→ Prompt: Starting with the line that contains "Read this page and output its text content.", reproduce each line through the end of the listing below, with no other output.
┄┄┄┄┄┄
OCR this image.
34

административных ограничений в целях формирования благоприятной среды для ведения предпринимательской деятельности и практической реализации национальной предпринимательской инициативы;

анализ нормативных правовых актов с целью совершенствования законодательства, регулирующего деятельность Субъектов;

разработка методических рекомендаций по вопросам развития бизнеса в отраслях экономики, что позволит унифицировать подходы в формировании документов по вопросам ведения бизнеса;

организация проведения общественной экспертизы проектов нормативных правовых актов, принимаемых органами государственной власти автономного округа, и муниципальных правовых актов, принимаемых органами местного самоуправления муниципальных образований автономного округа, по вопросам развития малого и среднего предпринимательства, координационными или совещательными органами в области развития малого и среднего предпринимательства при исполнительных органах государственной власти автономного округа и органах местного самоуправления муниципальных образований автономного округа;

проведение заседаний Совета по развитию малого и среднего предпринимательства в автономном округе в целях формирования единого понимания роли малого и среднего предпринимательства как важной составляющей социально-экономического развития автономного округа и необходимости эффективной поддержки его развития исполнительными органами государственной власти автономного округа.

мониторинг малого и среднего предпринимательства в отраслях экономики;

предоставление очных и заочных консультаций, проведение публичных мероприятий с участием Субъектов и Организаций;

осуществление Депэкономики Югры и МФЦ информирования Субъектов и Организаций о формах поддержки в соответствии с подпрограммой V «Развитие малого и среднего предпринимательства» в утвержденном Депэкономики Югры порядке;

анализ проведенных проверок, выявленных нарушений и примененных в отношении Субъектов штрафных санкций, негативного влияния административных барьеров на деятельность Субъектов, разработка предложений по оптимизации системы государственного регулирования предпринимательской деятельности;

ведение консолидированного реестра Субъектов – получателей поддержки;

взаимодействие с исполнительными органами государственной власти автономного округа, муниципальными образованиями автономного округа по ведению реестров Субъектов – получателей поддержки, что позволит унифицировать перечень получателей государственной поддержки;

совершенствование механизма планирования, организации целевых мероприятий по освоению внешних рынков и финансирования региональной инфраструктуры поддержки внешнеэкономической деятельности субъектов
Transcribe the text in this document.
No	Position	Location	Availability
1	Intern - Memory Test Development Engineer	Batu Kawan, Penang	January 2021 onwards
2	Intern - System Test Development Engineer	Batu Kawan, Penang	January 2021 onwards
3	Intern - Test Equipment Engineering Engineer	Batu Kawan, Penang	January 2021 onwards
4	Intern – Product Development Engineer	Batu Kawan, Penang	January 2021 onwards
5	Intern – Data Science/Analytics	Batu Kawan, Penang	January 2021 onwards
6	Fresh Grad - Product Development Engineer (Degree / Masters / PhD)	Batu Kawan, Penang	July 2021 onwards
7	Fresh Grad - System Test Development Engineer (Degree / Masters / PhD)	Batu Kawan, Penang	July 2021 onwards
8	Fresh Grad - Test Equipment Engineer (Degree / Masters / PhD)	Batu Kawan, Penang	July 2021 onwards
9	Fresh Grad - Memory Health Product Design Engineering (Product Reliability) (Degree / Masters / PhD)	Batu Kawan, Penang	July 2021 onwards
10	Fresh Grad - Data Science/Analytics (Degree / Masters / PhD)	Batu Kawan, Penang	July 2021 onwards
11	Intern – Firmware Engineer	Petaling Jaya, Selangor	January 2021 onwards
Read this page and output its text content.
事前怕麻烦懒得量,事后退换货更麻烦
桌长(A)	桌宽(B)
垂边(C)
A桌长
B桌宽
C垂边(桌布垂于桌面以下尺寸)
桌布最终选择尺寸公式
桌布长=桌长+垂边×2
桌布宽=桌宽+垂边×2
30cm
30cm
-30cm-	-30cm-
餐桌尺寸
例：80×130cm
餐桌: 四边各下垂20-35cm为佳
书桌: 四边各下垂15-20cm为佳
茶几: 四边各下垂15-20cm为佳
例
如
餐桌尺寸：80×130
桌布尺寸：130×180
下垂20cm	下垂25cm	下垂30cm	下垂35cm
┄┄┄┄┄┄
→ Answer to the task:
Read this page and output its text content.
事前怕麻烦懒得量,事后退换货更麻烦
桌长(A)	桌宽(B)
垂边(C)
A桌长
B桌宽
C垂边(桌布垂于桌面以下尺寸)
桌布最终选择尺寸公式
桌布长=桌长+垂边×2
桌布宽=桌宽+垂边×2
30cm
30cm
-30cm-	-30cm-
餐桌尺寸
例：80×130cm
餐桌: 四边各下垂20-35cm为佳
书桌: 四边各下垂15-20cm为佳
茶几: 四边各下垂15-20cm为佳
例
如
餐桌尺寸：80×130
桌布尺寸：130×180
下垂20cm	下垂25cm	下垂30cm	下垂35cm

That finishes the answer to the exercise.